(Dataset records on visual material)
>> START
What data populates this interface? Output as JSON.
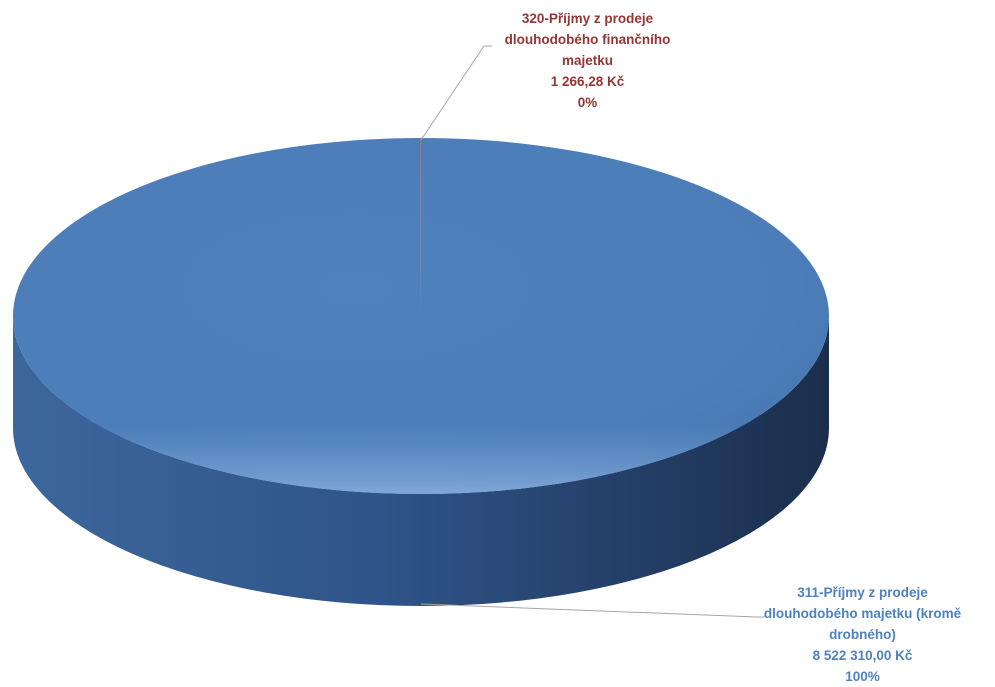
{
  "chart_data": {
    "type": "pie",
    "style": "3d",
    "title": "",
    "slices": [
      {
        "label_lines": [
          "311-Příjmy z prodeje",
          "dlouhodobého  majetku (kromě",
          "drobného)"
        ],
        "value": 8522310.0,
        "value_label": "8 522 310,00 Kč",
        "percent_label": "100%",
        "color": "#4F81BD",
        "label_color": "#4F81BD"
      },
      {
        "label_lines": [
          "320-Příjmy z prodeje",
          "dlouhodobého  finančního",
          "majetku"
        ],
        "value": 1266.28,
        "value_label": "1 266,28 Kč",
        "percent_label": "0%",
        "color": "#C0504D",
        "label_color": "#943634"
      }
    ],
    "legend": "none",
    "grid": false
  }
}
>> END
>> START
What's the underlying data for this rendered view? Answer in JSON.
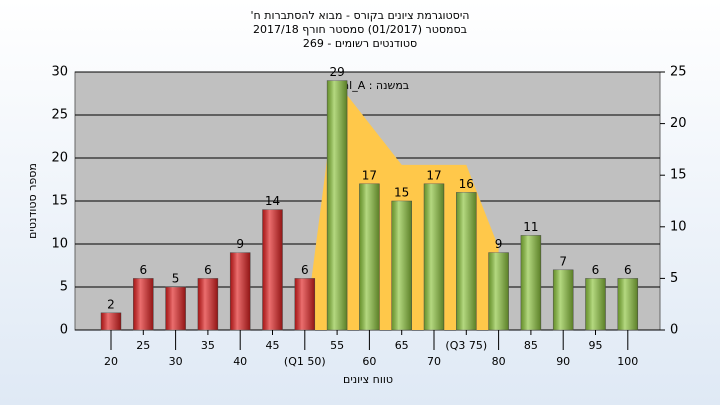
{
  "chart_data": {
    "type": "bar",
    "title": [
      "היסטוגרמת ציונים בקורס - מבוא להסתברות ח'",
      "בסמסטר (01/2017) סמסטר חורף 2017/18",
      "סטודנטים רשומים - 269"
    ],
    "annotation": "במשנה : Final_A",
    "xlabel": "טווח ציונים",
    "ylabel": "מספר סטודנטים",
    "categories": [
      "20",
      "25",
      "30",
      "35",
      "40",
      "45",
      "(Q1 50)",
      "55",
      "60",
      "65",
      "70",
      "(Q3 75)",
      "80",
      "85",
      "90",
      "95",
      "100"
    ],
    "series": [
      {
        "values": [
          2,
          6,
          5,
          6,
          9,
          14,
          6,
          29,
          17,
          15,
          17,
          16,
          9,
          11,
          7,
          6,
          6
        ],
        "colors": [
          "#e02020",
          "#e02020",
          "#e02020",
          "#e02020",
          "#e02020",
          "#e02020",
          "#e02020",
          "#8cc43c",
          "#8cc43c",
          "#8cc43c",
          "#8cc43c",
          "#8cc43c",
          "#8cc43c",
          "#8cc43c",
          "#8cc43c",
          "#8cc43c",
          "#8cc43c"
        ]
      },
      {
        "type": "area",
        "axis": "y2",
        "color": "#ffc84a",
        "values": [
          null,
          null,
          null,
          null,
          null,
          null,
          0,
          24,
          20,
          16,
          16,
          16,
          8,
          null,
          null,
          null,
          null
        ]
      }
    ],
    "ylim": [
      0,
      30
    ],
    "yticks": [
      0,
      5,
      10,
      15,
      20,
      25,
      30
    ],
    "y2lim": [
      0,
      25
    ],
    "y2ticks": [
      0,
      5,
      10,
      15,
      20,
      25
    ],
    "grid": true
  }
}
>> END
## EXERCISE OBJECTIVE
From the data, collect all lines where the string "Příjmy" appears.

## FINAL RESULT
          "311-Příjmy z prodeje",
          "320-Příjmy z prodeje",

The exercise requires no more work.